• Stored dataset items:

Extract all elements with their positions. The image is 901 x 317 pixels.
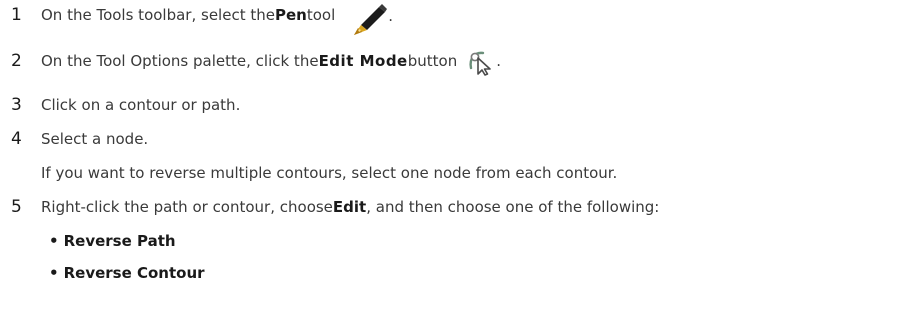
option-label: Reverse Contour <box>63 264 205 282</box>
option-label: Reverse Path <box>63 232 176 250</box>
step-text-post: button <box>407 52 458 70</box>
step-text: On the Tool Options palette, click the E… <box>41 42 501 80</box>
step-number: 3 <box>11 95 22 115</box>
step-number: 2 <box>11 51 22 71</box>
step-text-pre: On the Tool Options palette, click the <box>41 52 319 70</box>
edit-mode-icon <box>467 48 495 80</box>
bullet-marker: • <box>49 264 59 282</box>
step-text-bold: Pen <box>274 6 307 24</box>
step-text: Select a node. <box>41 130 149 148</box>
step-text-pre: On the Tools toolbar, select the <box>41 6 275 24</box>
bullet-marker: • <box>49 232 59 250</box>
step-number: 1 <box>11 5 22 25</box>
step-text-post: tool <box>306 6 336 24</box>
option-reverse-path: • Reverse Path <box>49 227 176 255</box>
step-text-tail: . <box>388 7 394 25</box>
step-text: On the Tools toolbar, select the Pen too… <box>41 0 393 41</box>
option-reverse-contour: • Reverse Contour <box>49 259 205 287</box>
step-text-bold: Edit <box>332 198 367 216</box>
step-number: 5 <box>11 197 22 217</box>
step-text-tail: . <box>496 52 501 70</box>
step-text-bold: Edit Mode <box>318 52 408 70</box>
step-text: Right-click the path or contour, choose … <box>41 198 659 216</box>
step-text-pre: Right-click the path or contour, choose <box>41 198 333 216</box>
step-4-note: If you want to reverse multiple contours… <box>41 164 618 182</box>
step-text-post: , and then choose one of the following: <box>366 198 660 216</box>
step-number: 4 <box>11 129 22 149</box>
step-text: Click on a contour or path. <box>41 96 241 114</box>
pen-tool-icon <box>349 3 388 41</box>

• SHORT EXERCISE: Rewrite every line of the records as a numbered list, skipping any blank lines and leaving the pictures out.

• ANSWER TO THIS TASK:
1. Extract all elements with their positions. The image is 901 x 317 pixels.
2. option-label: Reverse Contour <box>63 264 205 282</box>
3. option-label: Reverse Path <box>63 232 176 250</box>
4. step-text-post: button <box>407 52 458 70</box>
5. step-text: On the Tool Options palette, click the E… <box>41 42 501 80</box>
6. step-number: 3 <box>11 95 22 115</box>
7. step-number: 2 <box>11 51 22 71</box>
8. step-text-pre: On the Tool Options palette, click the <box>41 52 319 70</box>
9. edit-mode-icon <box>467 48 495 80</box>
10. bullet-marker: • <box>49 264 59 282</box>
11. step-text-bold: Pen <box>274 6 307 24</box>
12. step-text: Select a node. <box>41 130 149 148</box>
13. step-text-pre: On the Tools toolbar, select the <box>41 6 275 24</box>
14. bullet-marker: • <box>49 232 59 250</box>
15. step-number: 1 <box>11 5 22 25</box>
16. step-text-post: tool <box>306 6 336 24</box>
17. option-reverse-path: • Reverse Path <box>49 227 176 255</box>
18. step-text-tail: . <box>388 7 394 25</box>
19. step-text: On the Tools toolbar, select the Pen too… <box>41 0 393 41</box>
20. option-reverse-contour: • Reverse Contour <box>49 259 205 287</box>
21. step-text-bold: Edit <box>332 198 367 216</box>
22. step-number: 5 <box>11 197 22 217</box>
23. step-text-tail: . <box>496 52 501 70</box>
24. step-text-bold: Edit Mode <box>318 52 408 70</box>
25. step-text: Right-click the path or contour, choose … <box>41 198 659 216</box>
26. step-text-pre: Right-click the path or contour, choose <box>41 198 333 216</box>
27. step-4-note: If you want to reverse multiple contours… <box>41 164 618 182</box>
28. step-text-post: , and then choose one of the following: <box>366 198 660 216</box>
29. step-number: 4 <box>11 129 22 149</box>
30. step-text: Click on a contour or path. <box>41 96 241 114</box>
31. pen-tool-icon <box>349 3 388 41</box>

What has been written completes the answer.